• **What the exercise asks**
Starting at the line that holds "What data populates", set down each line through the end of the listing, exactly as written and with nothing added.

• **Provided entries**

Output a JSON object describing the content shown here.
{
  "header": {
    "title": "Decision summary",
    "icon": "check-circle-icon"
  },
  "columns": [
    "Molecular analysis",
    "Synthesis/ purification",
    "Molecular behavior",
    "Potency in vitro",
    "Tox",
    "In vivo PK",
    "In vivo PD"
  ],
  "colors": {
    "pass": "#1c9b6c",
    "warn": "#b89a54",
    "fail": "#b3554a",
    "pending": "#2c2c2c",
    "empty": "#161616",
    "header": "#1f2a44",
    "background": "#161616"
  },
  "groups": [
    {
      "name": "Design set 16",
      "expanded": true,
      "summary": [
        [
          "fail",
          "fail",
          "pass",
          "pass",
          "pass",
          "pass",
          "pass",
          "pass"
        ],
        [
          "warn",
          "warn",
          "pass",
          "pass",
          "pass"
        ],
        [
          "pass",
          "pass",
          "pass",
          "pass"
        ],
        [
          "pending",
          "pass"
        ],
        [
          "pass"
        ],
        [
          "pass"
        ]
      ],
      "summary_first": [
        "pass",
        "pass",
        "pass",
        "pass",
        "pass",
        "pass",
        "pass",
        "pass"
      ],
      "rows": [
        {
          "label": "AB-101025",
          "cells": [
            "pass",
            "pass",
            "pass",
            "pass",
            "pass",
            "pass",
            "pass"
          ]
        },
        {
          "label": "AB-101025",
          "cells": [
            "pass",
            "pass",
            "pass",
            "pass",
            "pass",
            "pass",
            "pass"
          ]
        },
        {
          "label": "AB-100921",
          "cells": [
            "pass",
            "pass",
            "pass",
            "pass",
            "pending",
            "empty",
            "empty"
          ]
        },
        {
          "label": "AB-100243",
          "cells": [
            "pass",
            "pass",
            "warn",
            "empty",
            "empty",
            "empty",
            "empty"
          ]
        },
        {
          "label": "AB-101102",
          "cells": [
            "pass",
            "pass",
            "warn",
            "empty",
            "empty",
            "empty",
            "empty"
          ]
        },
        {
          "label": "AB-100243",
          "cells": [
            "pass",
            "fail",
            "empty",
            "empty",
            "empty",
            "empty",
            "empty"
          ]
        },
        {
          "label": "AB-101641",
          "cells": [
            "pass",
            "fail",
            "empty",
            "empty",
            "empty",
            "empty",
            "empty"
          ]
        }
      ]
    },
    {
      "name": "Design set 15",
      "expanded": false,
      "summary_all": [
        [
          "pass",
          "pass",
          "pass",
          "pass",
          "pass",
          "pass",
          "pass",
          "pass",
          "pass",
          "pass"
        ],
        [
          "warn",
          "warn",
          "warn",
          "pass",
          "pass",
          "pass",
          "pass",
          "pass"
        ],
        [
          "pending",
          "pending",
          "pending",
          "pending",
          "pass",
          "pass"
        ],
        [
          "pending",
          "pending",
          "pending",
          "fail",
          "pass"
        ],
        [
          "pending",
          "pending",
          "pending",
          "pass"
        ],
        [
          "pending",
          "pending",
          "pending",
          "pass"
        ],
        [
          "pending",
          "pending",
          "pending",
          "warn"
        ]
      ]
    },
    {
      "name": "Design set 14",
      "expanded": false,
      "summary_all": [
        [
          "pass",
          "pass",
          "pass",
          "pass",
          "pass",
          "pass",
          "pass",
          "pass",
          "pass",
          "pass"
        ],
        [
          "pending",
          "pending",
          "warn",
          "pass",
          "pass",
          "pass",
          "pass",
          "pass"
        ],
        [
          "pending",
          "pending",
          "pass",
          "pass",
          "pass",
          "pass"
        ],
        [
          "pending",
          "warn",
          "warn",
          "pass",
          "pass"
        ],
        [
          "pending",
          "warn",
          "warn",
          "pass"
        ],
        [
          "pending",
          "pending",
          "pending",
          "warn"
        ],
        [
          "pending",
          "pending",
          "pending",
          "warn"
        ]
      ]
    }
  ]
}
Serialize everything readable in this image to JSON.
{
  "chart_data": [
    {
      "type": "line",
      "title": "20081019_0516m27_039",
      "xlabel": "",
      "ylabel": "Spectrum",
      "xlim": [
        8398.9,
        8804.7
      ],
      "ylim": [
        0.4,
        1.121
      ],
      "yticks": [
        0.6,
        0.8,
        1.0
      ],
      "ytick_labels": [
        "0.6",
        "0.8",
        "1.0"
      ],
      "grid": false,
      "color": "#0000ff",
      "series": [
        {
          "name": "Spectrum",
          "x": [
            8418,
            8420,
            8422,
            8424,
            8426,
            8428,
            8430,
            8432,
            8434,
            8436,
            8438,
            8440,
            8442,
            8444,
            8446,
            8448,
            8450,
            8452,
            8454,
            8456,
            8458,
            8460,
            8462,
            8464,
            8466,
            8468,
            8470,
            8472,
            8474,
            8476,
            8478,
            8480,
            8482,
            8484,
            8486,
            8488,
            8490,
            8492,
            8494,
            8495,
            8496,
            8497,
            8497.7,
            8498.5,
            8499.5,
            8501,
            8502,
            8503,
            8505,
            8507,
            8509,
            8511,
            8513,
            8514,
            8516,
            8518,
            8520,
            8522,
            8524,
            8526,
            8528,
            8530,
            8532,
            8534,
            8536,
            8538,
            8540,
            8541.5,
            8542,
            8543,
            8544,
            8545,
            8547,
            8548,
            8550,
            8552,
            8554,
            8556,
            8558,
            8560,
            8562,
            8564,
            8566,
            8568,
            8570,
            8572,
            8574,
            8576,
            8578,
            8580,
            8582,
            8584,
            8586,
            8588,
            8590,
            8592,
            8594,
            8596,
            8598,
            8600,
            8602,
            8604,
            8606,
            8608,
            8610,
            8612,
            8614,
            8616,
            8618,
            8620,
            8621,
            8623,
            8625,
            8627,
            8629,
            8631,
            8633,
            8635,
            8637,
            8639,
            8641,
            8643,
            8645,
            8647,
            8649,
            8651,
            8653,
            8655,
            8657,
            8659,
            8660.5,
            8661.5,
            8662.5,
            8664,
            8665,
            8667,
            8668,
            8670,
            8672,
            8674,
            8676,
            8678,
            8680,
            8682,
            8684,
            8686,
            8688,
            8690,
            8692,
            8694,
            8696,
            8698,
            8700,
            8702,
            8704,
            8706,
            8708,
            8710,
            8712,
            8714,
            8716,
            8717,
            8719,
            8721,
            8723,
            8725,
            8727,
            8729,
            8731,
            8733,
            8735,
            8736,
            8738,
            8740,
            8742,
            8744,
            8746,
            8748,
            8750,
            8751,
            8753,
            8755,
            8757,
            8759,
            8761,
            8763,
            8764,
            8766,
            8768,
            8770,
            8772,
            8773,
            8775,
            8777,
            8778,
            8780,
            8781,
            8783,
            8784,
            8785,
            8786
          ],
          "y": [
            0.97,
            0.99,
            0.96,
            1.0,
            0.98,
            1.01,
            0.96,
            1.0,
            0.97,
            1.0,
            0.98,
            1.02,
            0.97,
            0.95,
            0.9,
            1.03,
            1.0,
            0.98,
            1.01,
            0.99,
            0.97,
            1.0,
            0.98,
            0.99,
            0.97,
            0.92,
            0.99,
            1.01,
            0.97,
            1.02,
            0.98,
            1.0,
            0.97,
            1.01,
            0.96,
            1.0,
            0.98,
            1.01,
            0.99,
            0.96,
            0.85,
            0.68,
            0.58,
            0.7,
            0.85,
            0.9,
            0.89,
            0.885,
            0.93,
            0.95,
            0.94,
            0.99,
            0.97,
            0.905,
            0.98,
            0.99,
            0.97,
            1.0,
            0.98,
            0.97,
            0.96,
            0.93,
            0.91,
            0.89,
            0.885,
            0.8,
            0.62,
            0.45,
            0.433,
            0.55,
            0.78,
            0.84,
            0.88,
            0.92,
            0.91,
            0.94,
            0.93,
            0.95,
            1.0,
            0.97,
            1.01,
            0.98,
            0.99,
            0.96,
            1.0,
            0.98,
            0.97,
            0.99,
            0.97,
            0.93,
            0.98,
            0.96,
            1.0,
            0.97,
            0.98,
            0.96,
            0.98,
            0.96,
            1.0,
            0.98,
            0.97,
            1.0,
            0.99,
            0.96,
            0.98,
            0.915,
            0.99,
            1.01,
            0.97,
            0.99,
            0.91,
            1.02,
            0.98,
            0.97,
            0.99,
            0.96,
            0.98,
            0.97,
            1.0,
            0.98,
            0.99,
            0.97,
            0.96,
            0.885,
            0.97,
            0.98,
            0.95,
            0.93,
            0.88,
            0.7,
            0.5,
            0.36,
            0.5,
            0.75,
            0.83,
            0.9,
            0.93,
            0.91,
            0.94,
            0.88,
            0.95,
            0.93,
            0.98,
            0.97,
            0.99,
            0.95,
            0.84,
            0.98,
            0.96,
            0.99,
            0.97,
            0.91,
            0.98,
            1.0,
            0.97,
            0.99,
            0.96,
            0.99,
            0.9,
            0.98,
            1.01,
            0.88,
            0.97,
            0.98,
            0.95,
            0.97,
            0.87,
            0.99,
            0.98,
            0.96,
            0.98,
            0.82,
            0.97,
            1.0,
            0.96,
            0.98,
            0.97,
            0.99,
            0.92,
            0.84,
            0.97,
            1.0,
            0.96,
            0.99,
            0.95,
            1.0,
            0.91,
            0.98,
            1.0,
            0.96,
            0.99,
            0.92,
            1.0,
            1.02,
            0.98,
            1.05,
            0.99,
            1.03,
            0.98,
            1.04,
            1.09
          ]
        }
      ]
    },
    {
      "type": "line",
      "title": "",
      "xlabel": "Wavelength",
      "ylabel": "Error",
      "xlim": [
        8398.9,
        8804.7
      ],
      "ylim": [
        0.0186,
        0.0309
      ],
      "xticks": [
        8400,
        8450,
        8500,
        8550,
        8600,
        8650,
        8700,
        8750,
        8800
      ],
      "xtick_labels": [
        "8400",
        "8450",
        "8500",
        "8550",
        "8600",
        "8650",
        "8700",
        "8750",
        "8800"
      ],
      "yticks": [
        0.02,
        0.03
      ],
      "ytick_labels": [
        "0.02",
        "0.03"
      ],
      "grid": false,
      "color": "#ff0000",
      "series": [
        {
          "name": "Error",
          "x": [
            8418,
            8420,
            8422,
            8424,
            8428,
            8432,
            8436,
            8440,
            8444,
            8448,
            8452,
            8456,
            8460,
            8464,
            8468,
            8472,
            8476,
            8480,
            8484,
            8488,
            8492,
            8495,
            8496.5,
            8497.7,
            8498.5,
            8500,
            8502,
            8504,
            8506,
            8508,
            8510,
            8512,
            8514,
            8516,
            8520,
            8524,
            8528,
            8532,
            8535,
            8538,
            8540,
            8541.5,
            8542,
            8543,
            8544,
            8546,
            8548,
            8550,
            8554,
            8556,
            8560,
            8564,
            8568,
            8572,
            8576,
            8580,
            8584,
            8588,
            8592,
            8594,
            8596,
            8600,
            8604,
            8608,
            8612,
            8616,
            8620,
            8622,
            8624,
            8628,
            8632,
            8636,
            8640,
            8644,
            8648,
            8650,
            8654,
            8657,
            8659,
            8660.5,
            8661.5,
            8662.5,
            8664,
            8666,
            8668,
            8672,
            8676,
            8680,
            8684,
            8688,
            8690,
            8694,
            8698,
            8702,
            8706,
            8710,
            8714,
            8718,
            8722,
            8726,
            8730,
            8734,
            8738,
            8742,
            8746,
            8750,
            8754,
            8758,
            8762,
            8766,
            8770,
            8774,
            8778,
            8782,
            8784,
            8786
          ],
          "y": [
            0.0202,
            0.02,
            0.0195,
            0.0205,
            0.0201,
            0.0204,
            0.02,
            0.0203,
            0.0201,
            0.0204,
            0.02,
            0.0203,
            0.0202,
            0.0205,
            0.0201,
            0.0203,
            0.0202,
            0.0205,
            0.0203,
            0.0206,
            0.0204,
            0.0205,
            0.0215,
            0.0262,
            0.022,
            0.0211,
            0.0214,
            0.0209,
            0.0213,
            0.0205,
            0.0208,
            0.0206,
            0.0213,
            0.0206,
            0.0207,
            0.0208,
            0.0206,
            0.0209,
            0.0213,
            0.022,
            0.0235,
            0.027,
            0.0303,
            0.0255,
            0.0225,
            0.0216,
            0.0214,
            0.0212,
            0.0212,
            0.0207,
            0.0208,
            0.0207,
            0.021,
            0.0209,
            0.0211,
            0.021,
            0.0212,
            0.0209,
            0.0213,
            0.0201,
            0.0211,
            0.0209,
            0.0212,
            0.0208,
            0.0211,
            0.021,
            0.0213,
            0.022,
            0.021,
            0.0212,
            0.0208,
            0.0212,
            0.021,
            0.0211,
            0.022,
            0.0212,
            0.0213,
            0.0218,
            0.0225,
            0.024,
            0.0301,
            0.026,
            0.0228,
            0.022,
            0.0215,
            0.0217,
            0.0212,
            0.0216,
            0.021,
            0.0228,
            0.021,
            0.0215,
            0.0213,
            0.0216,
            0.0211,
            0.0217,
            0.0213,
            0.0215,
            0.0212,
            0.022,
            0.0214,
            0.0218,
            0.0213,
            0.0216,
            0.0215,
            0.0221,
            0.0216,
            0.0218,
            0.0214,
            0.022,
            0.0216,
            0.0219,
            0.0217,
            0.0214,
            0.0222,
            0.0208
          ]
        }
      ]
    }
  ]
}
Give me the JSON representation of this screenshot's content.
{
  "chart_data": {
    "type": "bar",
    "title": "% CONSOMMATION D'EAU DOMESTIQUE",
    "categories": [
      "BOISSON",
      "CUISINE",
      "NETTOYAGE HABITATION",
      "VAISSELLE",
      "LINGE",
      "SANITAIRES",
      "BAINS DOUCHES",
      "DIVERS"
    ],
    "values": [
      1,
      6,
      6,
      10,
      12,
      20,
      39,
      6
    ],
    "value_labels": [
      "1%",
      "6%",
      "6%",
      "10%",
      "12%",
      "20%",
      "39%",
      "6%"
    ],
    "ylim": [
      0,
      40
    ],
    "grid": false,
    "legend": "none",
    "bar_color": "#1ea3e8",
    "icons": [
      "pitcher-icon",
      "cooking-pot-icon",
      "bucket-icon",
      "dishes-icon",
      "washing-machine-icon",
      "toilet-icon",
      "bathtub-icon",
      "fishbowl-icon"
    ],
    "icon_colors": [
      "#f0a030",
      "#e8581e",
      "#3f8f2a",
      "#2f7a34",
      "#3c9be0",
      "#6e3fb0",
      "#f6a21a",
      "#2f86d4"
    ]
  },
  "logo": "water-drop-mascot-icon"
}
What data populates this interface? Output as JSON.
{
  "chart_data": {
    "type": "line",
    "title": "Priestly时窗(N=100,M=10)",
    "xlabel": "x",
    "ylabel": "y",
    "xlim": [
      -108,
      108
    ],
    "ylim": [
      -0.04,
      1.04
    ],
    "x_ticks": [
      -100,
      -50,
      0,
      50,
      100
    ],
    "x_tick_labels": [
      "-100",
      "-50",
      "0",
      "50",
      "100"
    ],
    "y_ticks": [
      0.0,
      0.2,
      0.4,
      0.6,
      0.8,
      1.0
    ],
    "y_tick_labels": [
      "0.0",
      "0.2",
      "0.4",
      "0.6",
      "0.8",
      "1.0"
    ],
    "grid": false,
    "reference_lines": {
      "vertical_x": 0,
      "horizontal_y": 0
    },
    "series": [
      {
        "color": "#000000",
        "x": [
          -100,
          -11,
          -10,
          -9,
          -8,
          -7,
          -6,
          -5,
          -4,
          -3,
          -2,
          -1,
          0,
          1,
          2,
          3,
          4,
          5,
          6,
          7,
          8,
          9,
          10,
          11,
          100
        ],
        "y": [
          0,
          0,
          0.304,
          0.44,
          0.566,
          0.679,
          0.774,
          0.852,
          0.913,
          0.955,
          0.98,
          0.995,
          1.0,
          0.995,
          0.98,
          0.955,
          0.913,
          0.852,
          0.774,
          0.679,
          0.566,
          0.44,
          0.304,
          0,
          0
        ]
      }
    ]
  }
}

• **The result**
What data populates this interface? Output as JSON.
{
  "chart_data": {
    "type": "line",
    "title": "Priestly时窗(N=100,M=10)",
    "xlabel": "x",
    "ylabel": "y",
    "xlim": [
      -108,
      108
    ],
    "ylim": [
      -0.04,
      1.04
    ],
    "x_ticks": [
      -100,
      -50,
      0,
      50,
      100
    ],
    "x_tick_labels": [
      "-100",
      "-50",
      "0",
      "50",
      "100"
    ],
    "y_ticks": [
      0.0,
      0.2,
      0.4,
      0.6,
      0.8,
      1.0
    ],
    "y_tick_labels": [
      "0.0",
      "0.2",
      "0.4",
      "0.6",
      "0.8",
      "1.0"
    ],
    "grid": false,
    "reference_lines": {
      "vertical_x": 0,
      "horizontal_y": 0
    },
    "series": [
      {
        "color": "#000000",
        "x": [
          -100,
          -11,
          -10,
          -9,
          -8,
          -7,
          -6,
          -5,
          -4,
          -3,
          -2,
          -1,
          0,
          1,
          2,
          3,
          4,
          5,
          6,
          7,
          8,
          9,
          10,
          11,
          100
        ],
        "y": [
          0,
          0,
          0.304,
          0.44,
          0.566,
          0.679,
          0.774,
          0.852,
          0.913,
          0.955,
          0.98,
          0.995,
          1.0,
          0.995,
          0.98,
          0.955,
          0.913,
          0.852,
          0.774,
          0.679,
          0.566,
          0.44,
          0.304,
          0,
          0
        ]
      }
    ]
  }
}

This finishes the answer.